Given instruction: Take the lines from the one with "Extract all readable text from this page." through the end of the material below and repeat them exactly, dropping every picture.
begin Source records
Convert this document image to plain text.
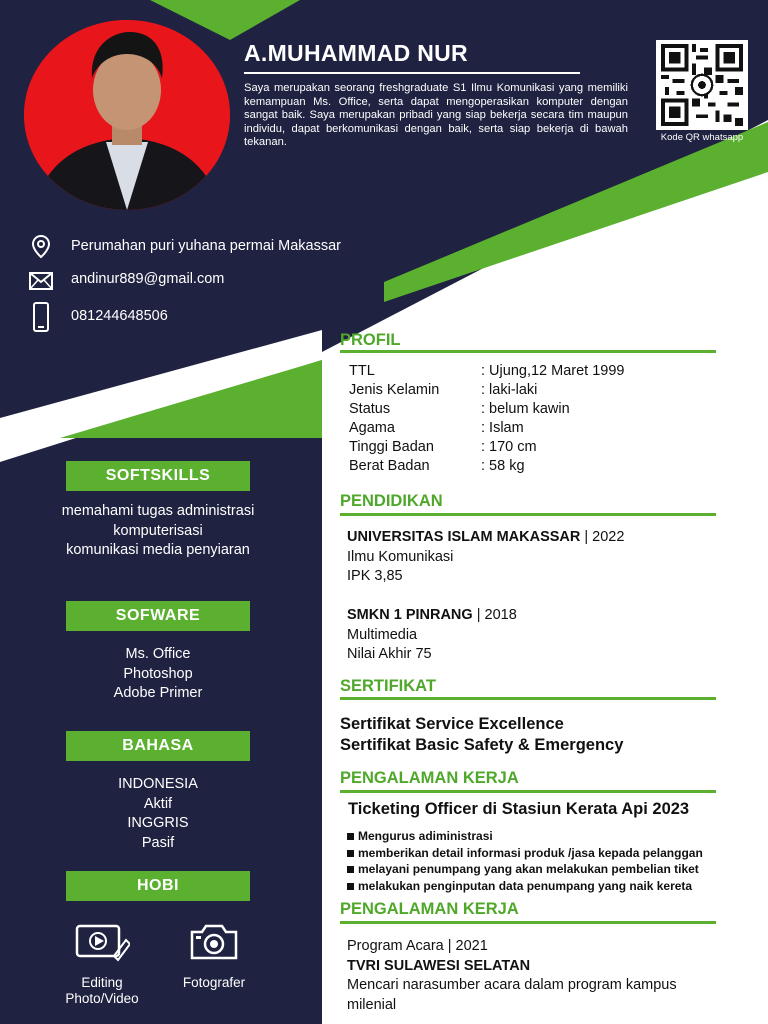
A.MUHAMMAD NUR
Saya merupakan seorang freshgraduate S1 Ilmu Komunikasi yang memiliki kemampuan Ms. Office, serta dapat mengoperasikan komputer dengan sangat baik. Saya merupakan pribadi yang siap bekerja secara tim maupun individu, dapat berkomunikasi dengan baik, serta siap bekerja di bawah tekanan.	Kode QR whatsapp
Perumahan puri yuhana permai Makassar
andinur889@gmail.com
081244648506
SOFTSKILLS
memahami tugas administrasi
komputerisasi
komunikasi media penyiaran
SOFWARE
Ms. Office
Photoshop
Adobe Primer
BAHASA
INDONESIA
Aktif
INGGRIS
Pasif
HOBI
Editing
Photo/Video
Fotografer
PROFIL
TTL	: Ujung,12 Maret 1999
Jenis Kelamin	: laki-laki
Status	: belum kawin
Agama	: Islam
Tinggi Badan	: 170 cm
Berat Badan	: 58 kg
PENDIDIKAN
UNIVERSITAS ISLAM MAKASSAR | 2022
Ilmu Komunikasi
IPK 3,85
SMKN 1 PINRANG | 2018
Multimedia
Nilai Akhir 75
SERTIFIKAT
Sertifikat Service Excellence
Sertifikat Basic Safety & Emergency
PENGALAMAN KERJA
Ticketing Officer di Stasiun Kerata Api 2023
Mengurus adiministrasi
memberikan detail informasi produk /jasa kepada pelanggan
melayani penumpang yang akan melakukan pembelian tiket
melakukan penginputan data penumpang yang naik kereta
PENGALAMAN KERJA
Program Acara | 2021
TVRI SULAWESI SELATAN
Mencari narasumber acara dalam program kampus
milenial
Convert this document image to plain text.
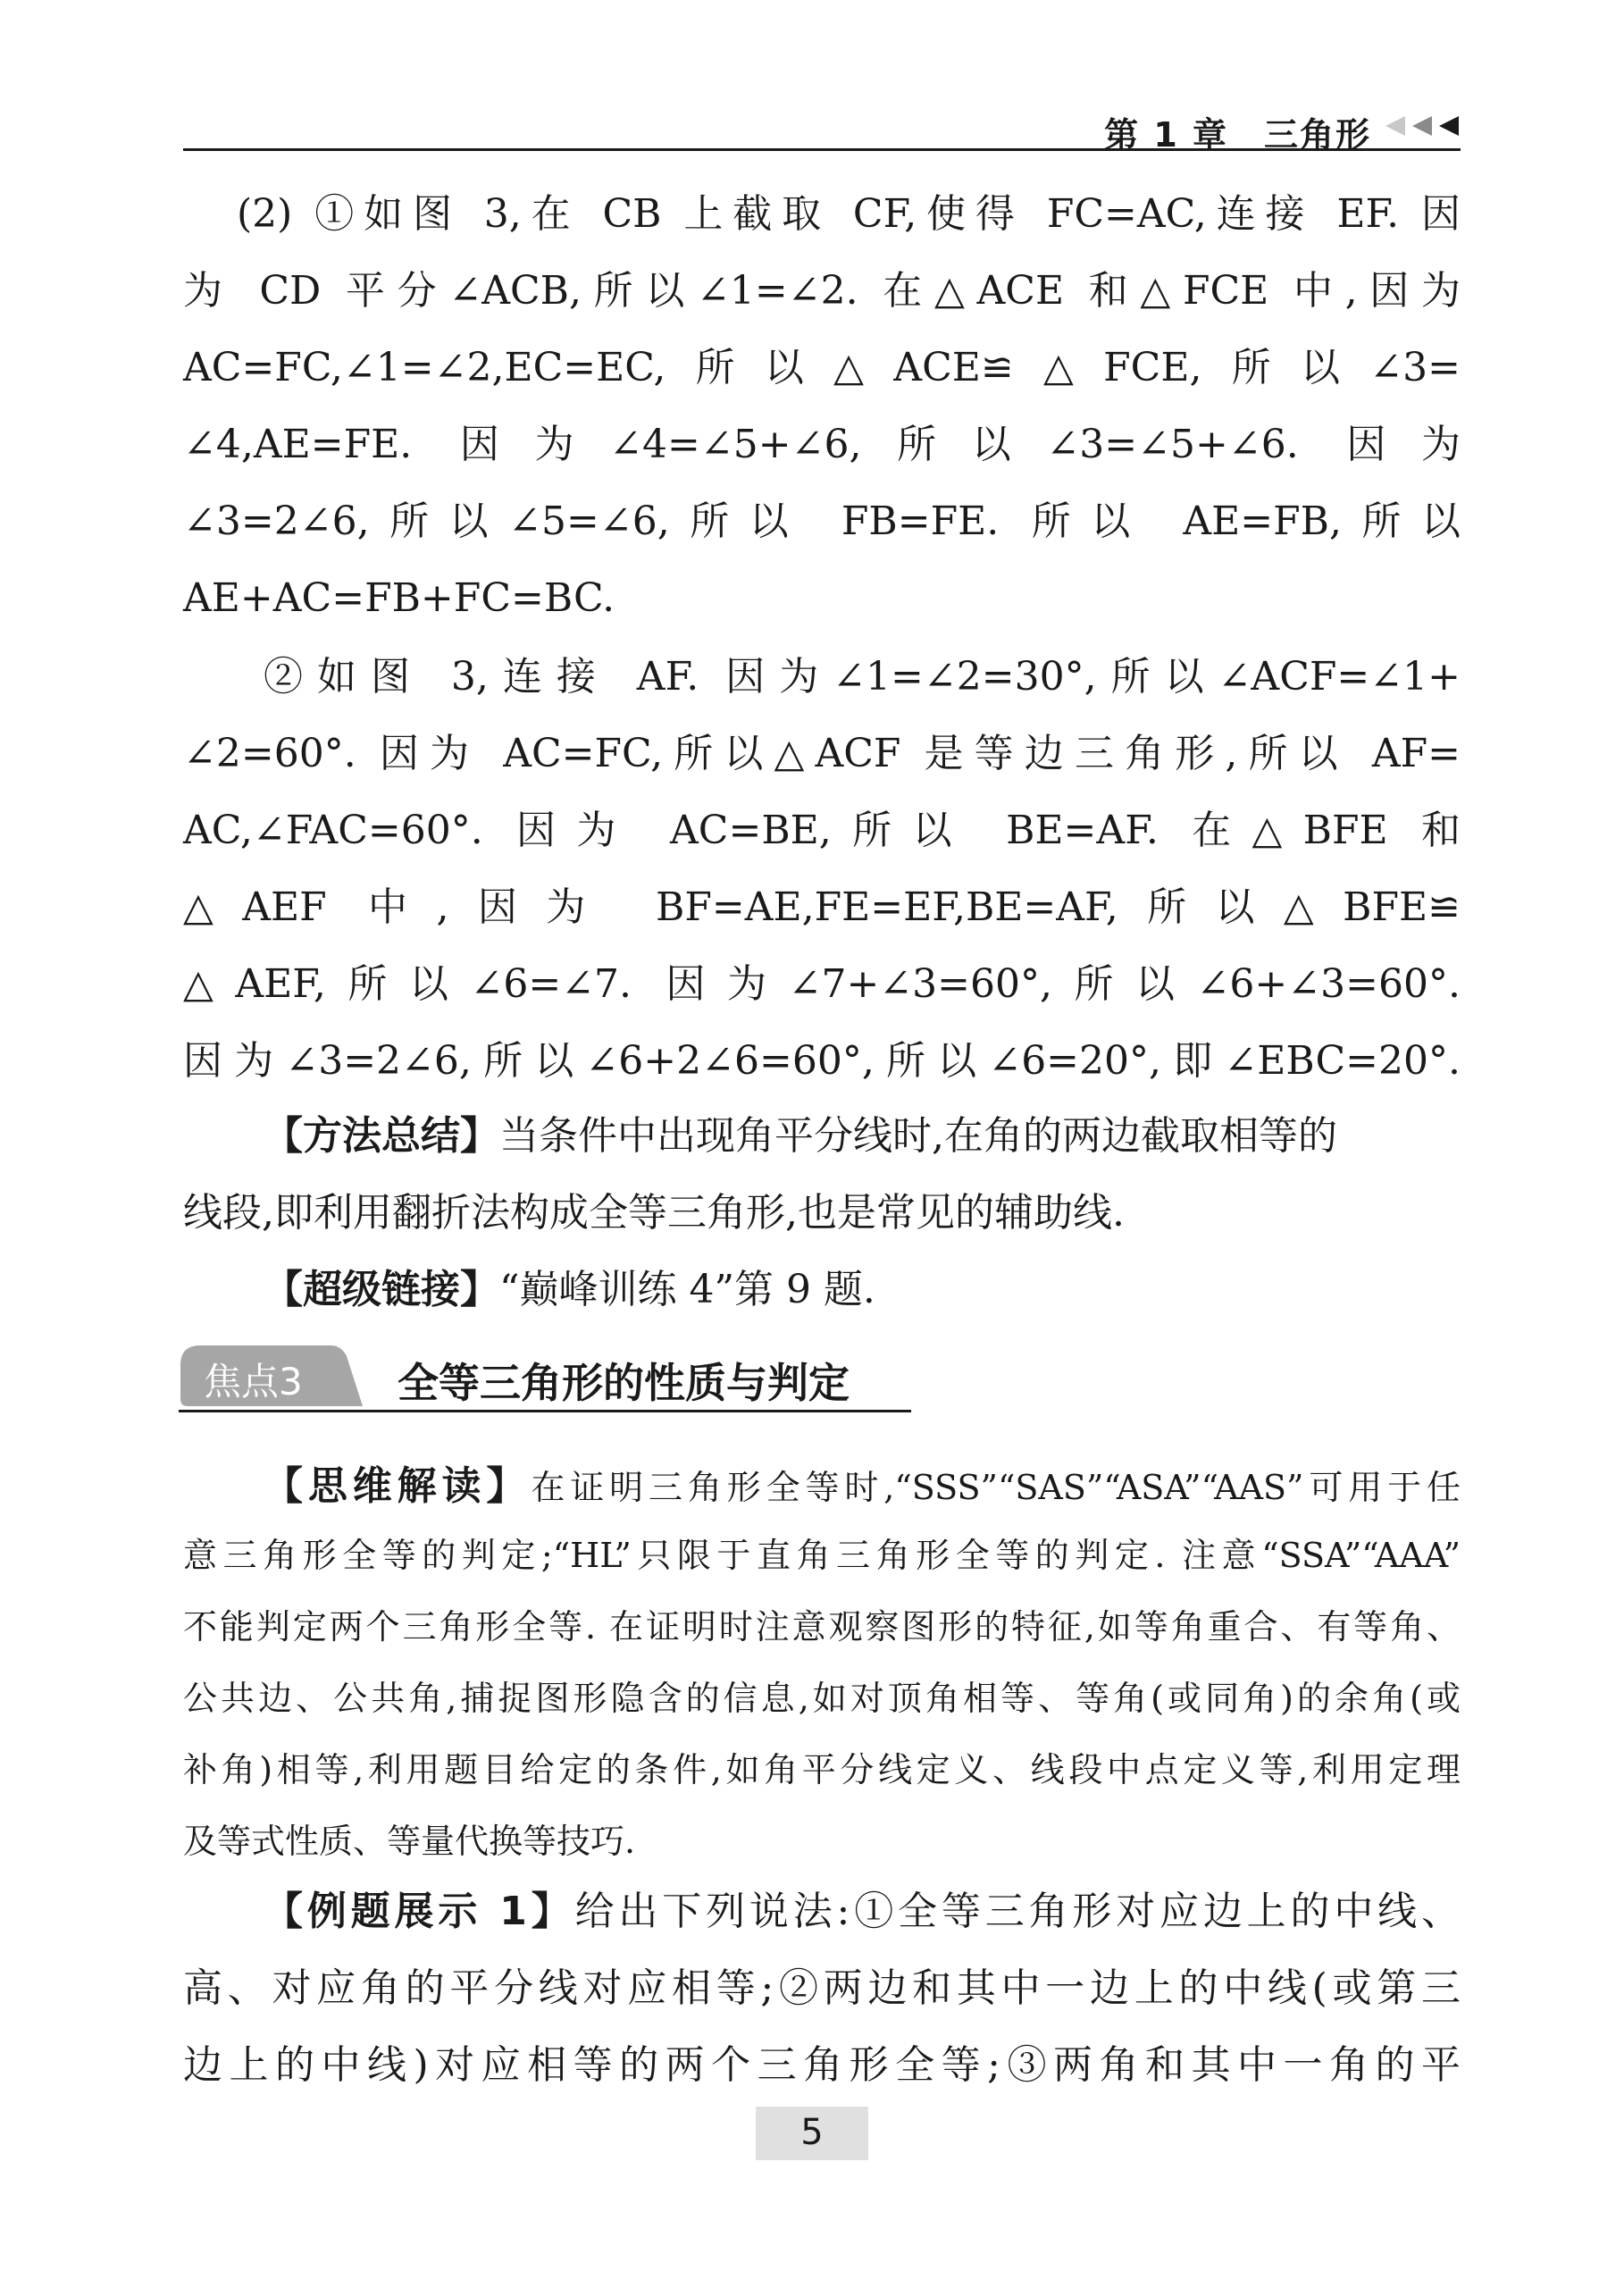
第 1 章　三角形
(2) ①如图 3,在 CB 上截取 CF,使得 FC=AC,连接 EF. 因
为 CD 平分∠ACB,所以∠1=∠2. 在△ACE 和△FCE 中,因为
AC=FC,∠1=∠2,EC=EC,所以△ACE≌△FCE,所以∠3=
∠4,AE=FE. 因为∠4=∠5+∠6,所以∠3=∠5+∠6. 因为
∠3=2∠6,所以∠5=∠6,所以 FB=FE. 所以 AE=FB,所以
AE+AC=FB+FC=BC.
②如图 3,连接 AF. 因为∠1=∠2=30°,所以∠ACF=∠1+
∠2=60°. 因为 AC=FC,所以△ACF 是等边三角形,所以 AF=
AC,∠FAC=60°. 因为 AC=BE,所以 BE=AF. 在△BFE 和
△AEF 中,因为 BF=AE,FE=EF,BE=AF,所以△BFE≌
△AEF,所以∠6=∠7. 因为∠7+∠3=60°,所以∠6+∠3=60°.
因为∠3=2∠6,所以∠6+2∠6=60°,所以∠6=20°,即∠EBC=20°.
【方法总结】当条件中出现角平分线时,在角的两边截取相等的
线段,即利用翻折法构成全等三角形,也是常见的辅助线.
【超级链接】“巅峰训练 4”第 9 题.
焦点3 全等三角形的性质与判定
【思维解读】在证明三角形全等时,“SSS”“SAS”“ASA”“AAS”可用于任
意三角形全等的判定;“HL”只限于直角三角形全等的判定. 注意“SSA”“AAA”
不能判定两个三角形全等. 在证明时注意观察图形的特征,如等角重合、有等角、
公共边、公共角,捕捉图形隐含的信息,如对顶角相等、等角(或同角)的余角(或
补角)相等,利用题目给定的条件,如角平分线定义、线段中点定义等,利用定理
及等式性质、等量代换等技巧.
【例题展示 1】给出下列说法:①全等三角形对应边上的中线、
高、对应角的平分线对应相等;②两边和其中一边上的中线(或第三
边上的中线)对应相等的两个三角形全等;③两角和其中一角的平
5
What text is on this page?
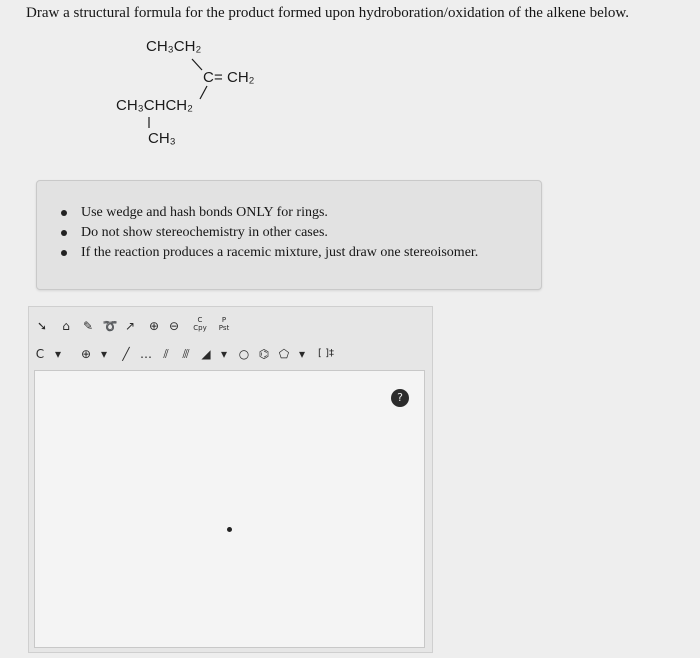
Draw a structural formula for the product formed upon hydroboration/oxidation of the alkene below.
CH₃CH₂
C = CH₂
CH₃CHCH₂
CH₃
Use wedge and hash bonds ONLY for rings.
Do not show stereochemistry in other cases.
If the reaction produces a racemic mixture, just draw one stereoisomer.
➘	⌂	✎ ➰ ↗	⊕ ⊖	C
Cpy
P
Pst
C ▾	⊕ ▾	╱ … ⫽	⫻ ◢ ▾ ○ ⌬ ⬠ ▾	[ ]‡
?
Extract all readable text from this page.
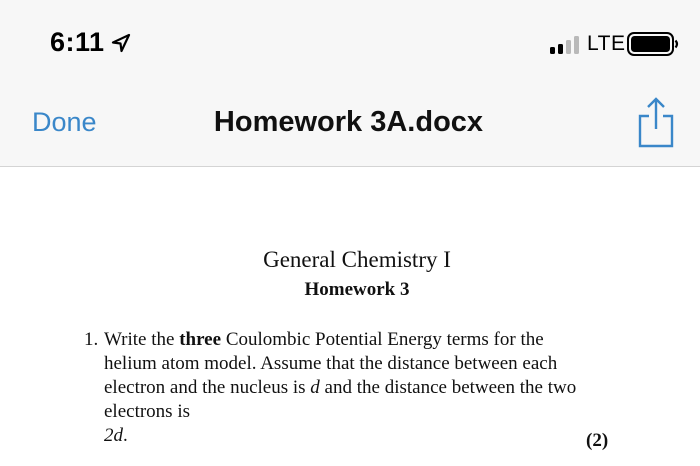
6:11	LTE
Done	Homework 3A.docx
General Chemistry I
Homework 3
1. Write the three Coulombic Potential Energy terms for the
helium atom model. Assume that the distance between each
electron and the nucleus is d and the distance between the two
electrons is
2d.	(2)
end Source records
Finished exercise:
Extract all readable text from this page.
6:11	LTE
Done	Homework 3A.docx
General Chemistry I
Homework 3
1. Write the three Coulombic Potential Energy terms for the
helium atom model. Assume that the distance between each
electron and the nucleus is d and the distance between the two
electrons is
2d.	(2)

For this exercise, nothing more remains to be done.